▸ DATASET ENTRIES:
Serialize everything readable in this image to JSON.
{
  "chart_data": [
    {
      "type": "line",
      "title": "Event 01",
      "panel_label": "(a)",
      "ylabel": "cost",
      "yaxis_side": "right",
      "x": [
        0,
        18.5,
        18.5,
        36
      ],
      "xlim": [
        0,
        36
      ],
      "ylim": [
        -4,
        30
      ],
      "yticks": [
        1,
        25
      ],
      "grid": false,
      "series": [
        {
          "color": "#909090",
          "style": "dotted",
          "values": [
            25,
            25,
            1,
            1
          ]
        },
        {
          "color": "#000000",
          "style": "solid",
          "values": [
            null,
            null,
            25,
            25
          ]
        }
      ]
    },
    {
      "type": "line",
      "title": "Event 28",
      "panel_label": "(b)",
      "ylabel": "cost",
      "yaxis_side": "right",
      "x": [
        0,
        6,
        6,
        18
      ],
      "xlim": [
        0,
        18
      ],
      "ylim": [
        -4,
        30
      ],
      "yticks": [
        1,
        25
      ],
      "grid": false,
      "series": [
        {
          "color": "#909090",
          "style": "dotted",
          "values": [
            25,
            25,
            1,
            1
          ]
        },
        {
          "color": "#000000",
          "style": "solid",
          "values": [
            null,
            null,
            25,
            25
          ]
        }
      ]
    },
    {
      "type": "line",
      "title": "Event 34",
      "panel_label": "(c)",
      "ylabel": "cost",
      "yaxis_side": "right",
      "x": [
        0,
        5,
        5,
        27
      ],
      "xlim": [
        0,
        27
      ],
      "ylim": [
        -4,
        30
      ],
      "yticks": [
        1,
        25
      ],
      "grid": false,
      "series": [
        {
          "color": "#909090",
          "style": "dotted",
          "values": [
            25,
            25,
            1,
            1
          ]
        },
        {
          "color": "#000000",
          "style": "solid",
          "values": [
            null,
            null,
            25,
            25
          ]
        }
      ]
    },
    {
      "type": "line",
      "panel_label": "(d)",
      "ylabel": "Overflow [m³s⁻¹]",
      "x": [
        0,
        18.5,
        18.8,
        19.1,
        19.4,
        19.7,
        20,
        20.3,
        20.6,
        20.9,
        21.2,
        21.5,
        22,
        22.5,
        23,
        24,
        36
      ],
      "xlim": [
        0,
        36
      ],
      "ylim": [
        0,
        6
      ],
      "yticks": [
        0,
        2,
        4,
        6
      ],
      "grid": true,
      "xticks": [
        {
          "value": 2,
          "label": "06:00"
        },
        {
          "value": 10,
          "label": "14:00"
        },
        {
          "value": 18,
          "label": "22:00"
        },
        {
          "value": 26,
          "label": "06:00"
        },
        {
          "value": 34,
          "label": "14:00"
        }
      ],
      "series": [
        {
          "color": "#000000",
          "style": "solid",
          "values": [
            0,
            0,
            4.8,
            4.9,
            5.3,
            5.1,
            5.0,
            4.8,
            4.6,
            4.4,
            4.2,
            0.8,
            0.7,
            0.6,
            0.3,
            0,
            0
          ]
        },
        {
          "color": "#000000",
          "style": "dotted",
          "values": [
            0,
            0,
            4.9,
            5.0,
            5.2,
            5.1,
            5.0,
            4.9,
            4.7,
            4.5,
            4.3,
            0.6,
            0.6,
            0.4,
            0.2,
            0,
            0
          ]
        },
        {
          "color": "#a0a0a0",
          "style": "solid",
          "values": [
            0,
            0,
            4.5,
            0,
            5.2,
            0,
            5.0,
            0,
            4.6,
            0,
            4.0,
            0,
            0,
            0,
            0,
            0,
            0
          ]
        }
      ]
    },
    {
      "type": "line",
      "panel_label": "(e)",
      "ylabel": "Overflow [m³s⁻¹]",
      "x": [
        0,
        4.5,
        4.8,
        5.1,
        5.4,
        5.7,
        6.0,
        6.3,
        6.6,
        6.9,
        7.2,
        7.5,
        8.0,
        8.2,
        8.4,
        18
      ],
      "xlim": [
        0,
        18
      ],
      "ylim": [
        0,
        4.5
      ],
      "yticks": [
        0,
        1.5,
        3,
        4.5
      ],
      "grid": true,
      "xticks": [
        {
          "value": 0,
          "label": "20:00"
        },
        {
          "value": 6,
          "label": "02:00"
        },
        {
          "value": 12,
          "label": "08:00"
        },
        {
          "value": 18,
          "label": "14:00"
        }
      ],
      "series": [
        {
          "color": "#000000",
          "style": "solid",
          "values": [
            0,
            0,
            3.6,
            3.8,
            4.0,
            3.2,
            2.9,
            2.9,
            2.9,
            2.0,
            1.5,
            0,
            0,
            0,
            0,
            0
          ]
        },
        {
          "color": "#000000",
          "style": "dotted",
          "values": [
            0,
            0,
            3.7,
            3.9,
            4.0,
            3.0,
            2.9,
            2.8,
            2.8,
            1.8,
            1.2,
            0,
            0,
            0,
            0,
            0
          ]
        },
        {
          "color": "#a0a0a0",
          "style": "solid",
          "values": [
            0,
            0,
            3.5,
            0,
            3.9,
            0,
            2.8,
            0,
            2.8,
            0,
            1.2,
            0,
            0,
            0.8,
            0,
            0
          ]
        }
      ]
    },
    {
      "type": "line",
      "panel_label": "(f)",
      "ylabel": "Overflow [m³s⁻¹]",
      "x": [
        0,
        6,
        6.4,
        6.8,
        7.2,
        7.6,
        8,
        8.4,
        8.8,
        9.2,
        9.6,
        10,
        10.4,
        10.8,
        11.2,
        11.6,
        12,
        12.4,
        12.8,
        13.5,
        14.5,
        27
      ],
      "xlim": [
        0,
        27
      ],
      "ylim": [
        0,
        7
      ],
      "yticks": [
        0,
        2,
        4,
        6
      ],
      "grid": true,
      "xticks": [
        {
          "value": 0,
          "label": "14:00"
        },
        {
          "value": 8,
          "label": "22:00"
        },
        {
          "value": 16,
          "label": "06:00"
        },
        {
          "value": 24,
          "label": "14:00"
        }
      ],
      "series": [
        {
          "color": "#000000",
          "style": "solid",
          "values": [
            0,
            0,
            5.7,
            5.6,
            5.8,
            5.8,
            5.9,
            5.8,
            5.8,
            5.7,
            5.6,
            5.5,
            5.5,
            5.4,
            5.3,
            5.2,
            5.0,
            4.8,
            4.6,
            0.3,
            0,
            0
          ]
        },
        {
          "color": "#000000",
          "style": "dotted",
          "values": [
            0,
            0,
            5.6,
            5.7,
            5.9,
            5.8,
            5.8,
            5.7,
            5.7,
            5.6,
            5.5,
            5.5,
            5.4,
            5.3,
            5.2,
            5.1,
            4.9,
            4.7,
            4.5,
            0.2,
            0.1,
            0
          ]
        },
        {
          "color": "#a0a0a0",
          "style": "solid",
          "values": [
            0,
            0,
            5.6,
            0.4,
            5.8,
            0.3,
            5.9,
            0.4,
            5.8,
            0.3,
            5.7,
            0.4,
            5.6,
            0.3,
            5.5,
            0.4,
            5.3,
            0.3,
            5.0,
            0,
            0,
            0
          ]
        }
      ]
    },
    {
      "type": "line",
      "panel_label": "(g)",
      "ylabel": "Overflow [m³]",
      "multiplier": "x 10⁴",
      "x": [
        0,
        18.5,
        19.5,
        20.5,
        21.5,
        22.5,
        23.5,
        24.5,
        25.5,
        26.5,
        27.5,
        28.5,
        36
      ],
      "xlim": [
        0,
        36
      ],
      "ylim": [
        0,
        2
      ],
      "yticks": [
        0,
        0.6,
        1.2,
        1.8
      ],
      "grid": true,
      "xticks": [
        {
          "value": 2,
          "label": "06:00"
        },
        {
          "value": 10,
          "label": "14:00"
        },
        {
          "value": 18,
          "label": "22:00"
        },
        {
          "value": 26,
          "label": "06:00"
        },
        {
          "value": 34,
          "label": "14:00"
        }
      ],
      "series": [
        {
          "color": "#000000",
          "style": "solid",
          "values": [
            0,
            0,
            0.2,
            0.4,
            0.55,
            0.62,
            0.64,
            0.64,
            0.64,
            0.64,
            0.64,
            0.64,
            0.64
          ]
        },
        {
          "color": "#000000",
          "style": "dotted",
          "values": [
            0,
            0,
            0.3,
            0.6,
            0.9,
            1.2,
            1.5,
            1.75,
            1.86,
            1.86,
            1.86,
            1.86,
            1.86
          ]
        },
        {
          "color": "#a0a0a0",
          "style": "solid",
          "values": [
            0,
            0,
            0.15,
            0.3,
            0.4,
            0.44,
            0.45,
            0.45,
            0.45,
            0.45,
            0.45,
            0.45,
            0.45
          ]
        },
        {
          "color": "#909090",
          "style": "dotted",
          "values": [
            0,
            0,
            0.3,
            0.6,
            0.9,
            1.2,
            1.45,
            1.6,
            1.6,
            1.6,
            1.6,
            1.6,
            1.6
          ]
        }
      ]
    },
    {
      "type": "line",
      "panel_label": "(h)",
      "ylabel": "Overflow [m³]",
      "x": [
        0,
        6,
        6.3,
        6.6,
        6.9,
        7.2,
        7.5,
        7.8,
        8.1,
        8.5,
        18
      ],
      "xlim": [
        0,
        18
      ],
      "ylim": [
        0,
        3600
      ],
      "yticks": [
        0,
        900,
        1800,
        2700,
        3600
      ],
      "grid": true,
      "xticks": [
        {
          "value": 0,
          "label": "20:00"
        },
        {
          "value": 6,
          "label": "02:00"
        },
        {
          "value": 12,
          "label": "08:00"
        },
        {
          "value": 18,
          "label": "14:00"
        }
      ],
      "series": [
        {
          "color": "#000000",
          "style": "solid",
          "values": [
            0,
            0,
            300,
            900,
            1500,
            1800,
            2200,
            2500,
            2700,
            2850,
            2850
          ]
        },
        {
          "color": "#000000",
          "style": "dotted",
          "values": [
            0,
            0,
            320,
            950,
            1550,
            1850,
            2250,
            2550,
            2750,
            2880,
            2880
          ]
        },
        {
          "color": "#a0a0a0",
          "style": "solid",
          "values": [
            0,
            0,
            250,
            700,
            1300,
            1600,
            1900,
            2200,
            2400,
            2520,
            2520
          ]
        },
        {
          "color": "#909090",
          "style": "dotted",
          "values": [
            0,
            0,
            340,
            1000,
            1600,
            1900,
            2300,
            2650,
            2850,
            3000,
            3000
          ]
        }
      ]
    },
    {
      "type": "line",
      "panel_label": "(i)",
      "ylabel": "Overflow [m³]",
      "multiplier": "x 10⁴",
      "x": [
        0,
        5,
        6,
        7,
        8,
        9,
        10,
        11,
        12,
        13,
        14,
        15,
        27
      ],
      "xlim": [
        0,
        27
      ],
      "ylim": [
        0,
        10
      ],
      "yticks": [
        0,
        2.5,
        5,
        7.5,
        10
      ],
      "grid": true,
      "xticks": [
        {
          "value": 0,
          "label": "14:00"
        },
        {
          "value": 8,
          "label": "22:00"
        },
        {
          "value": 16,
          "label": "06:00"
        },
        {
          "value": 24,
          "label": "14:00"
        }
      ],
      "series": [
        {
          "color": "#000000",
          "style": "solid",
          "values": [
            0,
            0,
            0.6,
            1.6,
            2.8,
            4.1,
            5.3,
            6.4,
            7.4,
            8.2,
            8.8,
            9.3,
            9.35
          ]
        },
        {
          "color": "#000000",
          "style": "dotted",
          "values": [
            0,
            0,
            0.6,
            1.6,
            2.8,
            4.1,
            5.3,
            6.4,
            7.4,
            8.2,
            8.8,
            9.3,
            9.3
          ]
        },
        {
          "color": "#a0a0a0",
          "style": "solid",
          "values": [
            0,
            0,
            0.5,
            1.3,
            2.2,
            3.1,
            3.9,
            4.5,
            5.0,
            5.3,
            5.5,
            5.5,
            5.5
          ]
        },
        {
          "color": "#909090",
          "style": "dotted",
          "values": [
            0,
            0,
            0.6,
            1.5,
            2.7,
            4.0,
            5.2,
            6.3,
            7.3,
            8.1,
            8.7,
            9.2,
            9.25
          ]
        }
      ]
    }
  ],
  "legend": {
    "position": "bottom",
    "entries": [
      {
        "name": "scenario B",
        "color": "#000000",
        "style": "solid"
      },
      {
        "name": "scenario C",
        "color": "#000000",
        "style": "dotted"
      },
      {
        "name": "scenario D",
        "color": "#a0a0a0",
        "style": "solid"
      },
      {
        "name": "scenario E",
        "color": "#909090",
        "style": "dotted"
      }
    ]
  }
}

▸ PROBLEM DESCRIPTION:
Extract every line from the records above that contains the word "name".

▸ TASK RESPONSE:
        "name": "scenario B",
        "name": "scenario C",
        "name": "scenario D",
        "name": "scenario E",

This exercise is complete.